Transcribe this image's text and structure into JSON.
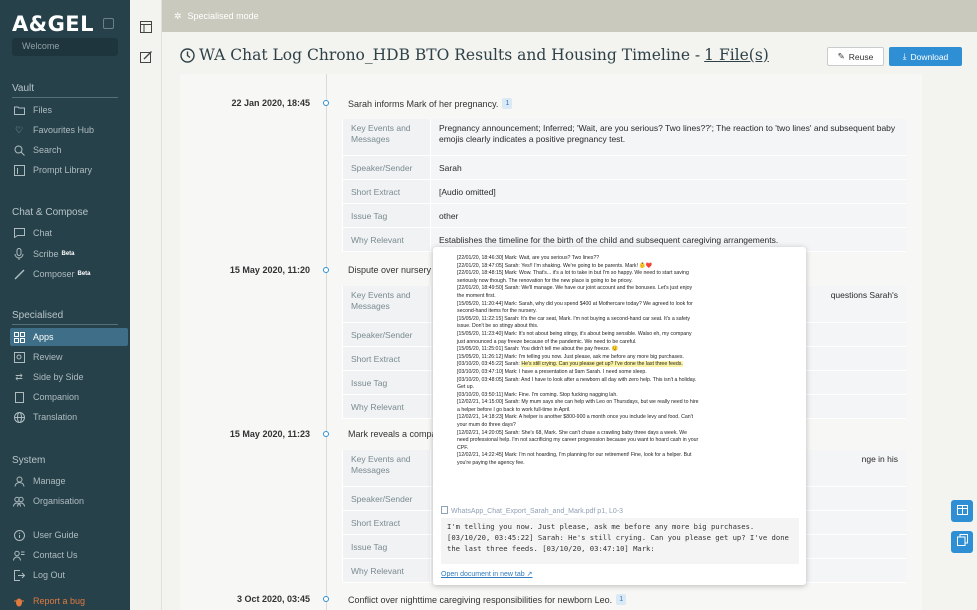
{
  "sidebar": {
    "logo": "A&GEL",
    "welcome": "Welcome",
    "sections": {
      "vault": "Vault",
      "chat_compose": "Chat & Compose",
      "specialised": "Specialised",
      "system": "System"
    },
    "vault_items": [
      "Files",
      "Favourites Hub",
      "Search",
      "Prompt Library"
    ],
    "chat_items": [
      "Chat",
      "Scribe",
      "Composer"
    ],
    "beta_label": "Beta",
    "specialised_items": [
      "Apps",
      "Review",
      "Side by Side",
      "Companion",
      "Translation"
    ],
    "system_items": [
      "Manage",
      "Organisation"
    ],
    "footer_items": [
      "User Guide",
      "Contact Us",
      "Log Out",
      "Report a bug"
    ]
  },
  "topbar": {
    "mode": "Specialised mode"
  },
  "header": {
    "title": "WA Chat Log Chrono_HDB BTO Results and Housing Timeline -",
    "files_link": "1 File(s)",
    "reuse_label": "Reuse",
    "download_label": "Download"
  },
  "labels": {
    "key_events": "Key Events and Messages",
    "speaker": "Speaker/Sender",
    "extract": "Short Extract",
    "issue_tag": "Issue Tag",
    "why_relevant": "Why Relevant"
  },
  "entries": [
    {
      "date": "22 Jan 2020, 18:45",
      "summary": "Sarah informs Mark of her pregnancy.",
      "cite": "1",
      "key_events": "Pregnancy announcement; Inferred; 'Wait, are you serious? Two lines??'; The reaction to 'two lines' and subsequent baby emojis clearly indicates a positive pregnancy test.",
      "speaker": "Sarah",
      "extract": "[Audio omitted]",
      "issue_tag": "other",
      "why_relevant": "Establishes the timeline for the birth of the child and subsequent caregiving arrangements."
    },
    {
      "date": "15 May 2020, 11:20",
      "summary": "Dispute over nursery",
      "key_events_tail": "questions Sarah's"
    },
    {
      "date": "15 May 2020, 11:23",
      "summary": "Mark reveals a compa",
      "key_events_tail": "nge in his"
    },
    {
      "date": "3 Oct 2020, 03:45",
      "summary": "Conflict over nighttime caregiving responsibilities for newborn Leo.",
      "cite": "1"
    }
  ],
  "popup": {
    "lines": [
      "[22/01/20, 18:46:30] Mark: Wait, are you serious? Two lines??",
      "[22/01/20, 18:47:05] Sarah: Yes!! I'm shaking. We're going to be parents. Mark! 👶❤️",
      "[22/01/20, 18:48:15] Mark: Wow. That's... it's a lot to take in but I'm so happy. We need to start saving",
      "seriously now though. The renovation for the new place is going to be pricey.",
      "[22/01/20, 18:49:50] Sarah: We'll manage. We have our joint account and the bonuses. Let's just enjoy",
      "the moment first.",
      "[15/05/20, 11:20:44] Mark: Sarah, why did you spend $400 at Mothercare today? We agreed to look for",
      "second-hand items for the nursery.",
      "[15/05/20, 11:22:15] Sarah: It's the car seat, Mark. I'm not buying a second-hand car seat. It's a safety",
      "issue. Don't be so stingy about this.",
      "[15/05/20, 11:23:40] Mark: It's not about being stingy, it's about being sensible. Walso eh, my company",
      "just announced a pay freeze because of the pandemic. We need to be careful.",
      "[15/05/20, 11:25:01] Sarah: You didn't tell me about the pay freeze. 😟",
      "[15/05/20, 11:26:12] Mark: I'm telling you now. Just please, ask me before any more big purchases.",
      "[03/10/20, 03:45:22] Sarah: He's still crying. Can you please get up? I've done the last three feeds.",
      "[03/10/20, 03:47:10] Mark: I have a presentation at 9am Sarah. I need some sleep.",
      "[03/10/20, 03:48:05] Sarah: And I have to look after a newborn all day with zero help. This isn't a holiday.",
      "Get up.",
      "[03/10/20, 03:50:11] Mark: Fine. I'm coming. Stop fucking nagging lah.",
      "[12/02/21, 14:15:00] Sarah: My mum says she can help with Leo on Thursdays, but we really need to hire",
      "a helper before I go back to work full-time in April.",
      "[12/02/21, 14:18:23] Mark: A helper is another $800-900 a month once you include levy and food. Can't",
      "your mum do three days?",
      "[12/02/21, 14:20:05] Sarah: She's 68, Mark. She can't chase a crawling baby three days a week. We",
      "need professional help. I'm not sacrificing my career progression because you want to hoard cash in your",
      "CPF.",
      "[12/02/21, 14:22:45] Mark: I'm not hoarding, I'm planning for our retirement! Fine, look for a helper. But",
      "you're paying the agency fee."
    ],
    "highlight_prefix": "[03/10/20, 03:45:22] Sarah: ",
    "highlight_text": "He's still crying. Can you please get up? I've done the last three feeds.",
    "file_ref": "WhatsApp_Chat_Export_Sarah_and_Mark.pdf  p1, L0-3",
    "quote": "I'm telling you now. Just please, ask me before any more big purchases. [03/10/20, 03:45:22] Sarah: He's still crying. Can you please get up? I've done the last three feeds. [03/10/20, 03:47:10] Mark:",
    "open_link": "Open document in new tab ↗"
  },
  "colors": {
    "sidebar_bg": "#27414a",
    "accent": "#2f8fd4",
    "active_nav": "#3f6f88",
    "report": "#e07a3e"
  }
}
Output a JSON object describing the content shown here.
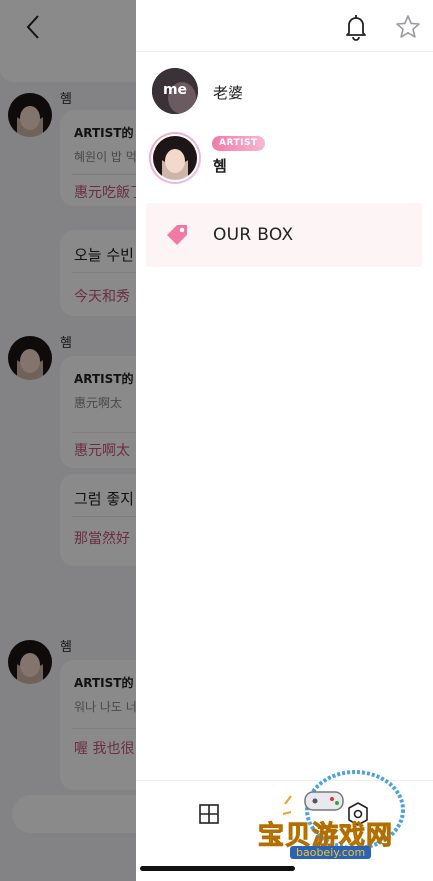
{
  "chat": {
    "groups": [
      {
        "name": "혬",
        "bubble1": {
          "title": "ARTIST的",
          "sub": "혜원이 밥 먹",
          "translation": "惠元吃飯了"
        },
        "bubble2": {
          "text": "오늘 수빈",
          "translation": "今天和秀"
        }
      },
      {
        "name": "혬",
        "bubble1": {
          "title": "ARTIST的",
          "sub": "惠元啊太",
          "translation": "惠元啊太"
        },
        "bubble2": {
          "text": "그럼 좋지",
          "translation": "那當然好"
        }
      },
      {
        "name": "혬",
        "bubble1": {
          "title": "ARTIST的",
          "sub": "워나 나도 너",
          "translation": "喔 我也很"
        }
      }
    ]
  },
  "drawer": {
    "members": [
      {
        "avatar_text": "me",
        "name": "老婆"
      },
      {
        "badge": "ARTIST",
        "name": "혬"
      }
    ],
    "ourbox_label": "OUR BOX"
  },
  "watermark": {
    "text": "宝贝游戏网",
    "url": "baobeiy.com"
  },
  "colors": {
    "accent_pink": "#f07aa6",
    "translation_pink": "#c4577a",
    "ourbox_bg": "#fdf4f6"
  },
  "icons": [
    "back-chevron-icon",
    "bell-icon",
    "star-icon",
    "tag-icon",
    "grid-icon",
    "gear-icon"
  ]
}
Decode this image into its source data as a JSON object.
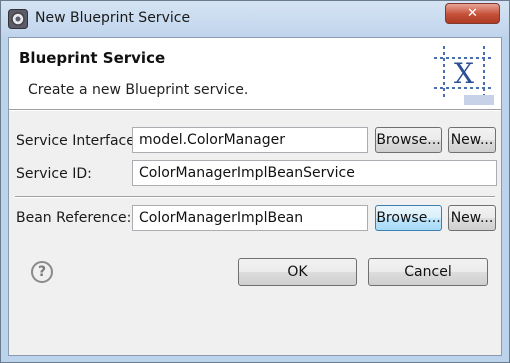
{
  "window": {
    "title": "New Blueprint Service",
    "close_glyph": "✕"
  },
  "header": {
    "title": "Blueprint Service",
    "description": "Create a new Blueprint service.",
    "banner_icon": "blueprint-x-icon"
  },
  "form": {
    "service_interface": {
      "label": "Service Interface:",
      "value": "model.ColorManager"
    },
    "service_id": {
      "label": "Service ID:",
      "value": "ColorManagerImplBeanService"
    },
    "bean_reference": {
      "label": "Bean Reference:",
      "value": "ColorManagerImplBean"
    },
    "browse_label": "Browse...",
    "new_label": "New..."
  },
  "footer": {
    "help_glyph": "?",
    "ok_label": "OK",
    "cancel_label": "Cancel"
  }
}
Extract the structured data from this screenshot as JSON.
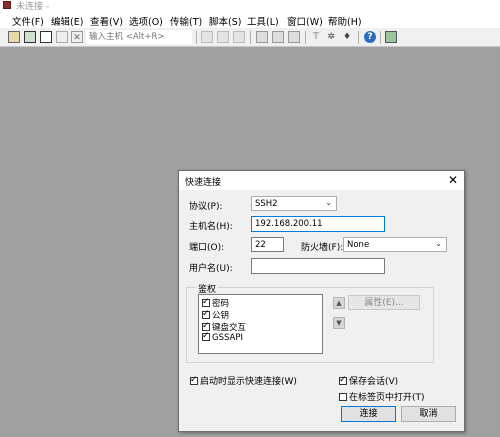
{
  "window": {
    "title": "未连接 - "
  },
  "menu": [
    "文件(F)",
    "编辑(E)",
    "查看(V)",
    "选项(O)",
    "传输(T)",
    "脚本(S)",
    "工具(L)",
    "窗口(W)",
    "帮助(H)"
  ],
  "toolbar": {
    "quick_connect_placeholder": "输入主机 <Alt+R>"
  },
  "dialog": {
    "title": "快速连接",
    "protocol_label": "协议(P):",
    "protocol_value": "SSH2",
    "hostname_label": "主机名(H):",
    "hostname_value": "192.168.200.11",
    "port_label": "端口(O):",
    "port_value": "22",
    "firewall_label": "防火墙(F):",
    "firewall_value": "None",
    "username_label": "用户名(U):",
    "username_value": "",
    "auth_group_label": "鉴权",
    "auth_methods": [
      {
        "label": "密码",
        "checked": true
      },
      {
        "label": "公钥",
        "checked": true
      },
      {
        "label": "键盘交互",
        "checked": true
      },
      {
        "label": "GSSAPI",
        "checked": true
      }
    ],
    "properties_button": "属性(E)...",
    "show_on_startup": {
      "label": "启动时显示快速连接(W)",
      "checked": true
    },
    "save_session": {
      "label": "保存会话(V)",
      "checked": true
    },
    "open_in_tab": {
      "label": "在标签页中打开(T)",
      "checked": false
    },
    "connect_button": "连接",
    "cancel_button": "取消"
  }
}
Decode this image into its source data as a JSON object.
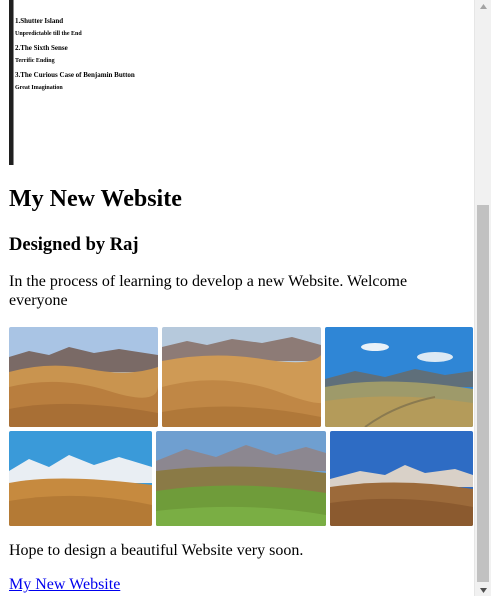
{
  "movies": [
    {
      "title": "1.Shutter Island",
      "desc": "Unpredictable till the End"
    },
    {
      "title": "2.The Sixth Sense",
      "desc": "Terrific Ending"
    },
    {
      "title": "3.The Curious Case of Benjamin Button",
      "desc": "Great Imagination"
    }
  ],
  "header": {
    "title": "My New Website",
    "subtitle": "Designed by Raj"
  },
  "intro": "In the process of learning to develop a new Website. Welcome everyone",
  "gallery": [
    {
      "name": "golden-hills-photo-1",
      "sky": "#a9c4e4",
      "mountain": "#7a6a66",
      "land": "#c9944f"
    },
    {
      "name": "golden-hills-photo-2",
      "sky": "#b6c9dc",
      "mountain": "#8d7b76",
      "land": "#cf9a55"
    },
    {
      "name": "mountain-valley-photo-3",
      "sky": "#2f86d6",
      "mountain": "#5f6f7a",
      "land": "#b49b5a"
    },
    {
      "name": "snowy-peaks-photo-4",
      "sky": "#3a9ad9",
      "mountain": "#e9eef3",
      "land": "#c68a3f"
    },
    {
      "name": "green-valley-photo-5",
      "sky": "#6f9fd0",
      "mountain": "#8c8790",
      "land": "#6f9c3a"
    },
    {
      "name": "sunset-hills-photo-6",
      "sky": "#2e6cc4",
      "mountain": "#d9d1c8",
      "land": "#8b5a2f"
    }
  ],
  "closing": "Hope to design a beautiful Website very soon.",
  "link": {
    "label": "My New Website"
  }
}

________________________

Scan the lines for the string "before". Copy out each line that matches.

RESULT OF THE EXERCISE>
      "[15/05/20, 11:26:12] Mark: I'm telling you now. Just please, ask me before any more big purchases.",
      "a helper before I go back to work full-time in April.",
    "quote": "I'm telling you now. Just please, ask me before any more big purchases. [03/10/20, 03:45:22] Sarah: He's still crying. Can you please get up? I've done the last three feeds. [03/10/20, 03:47:10] Mark:",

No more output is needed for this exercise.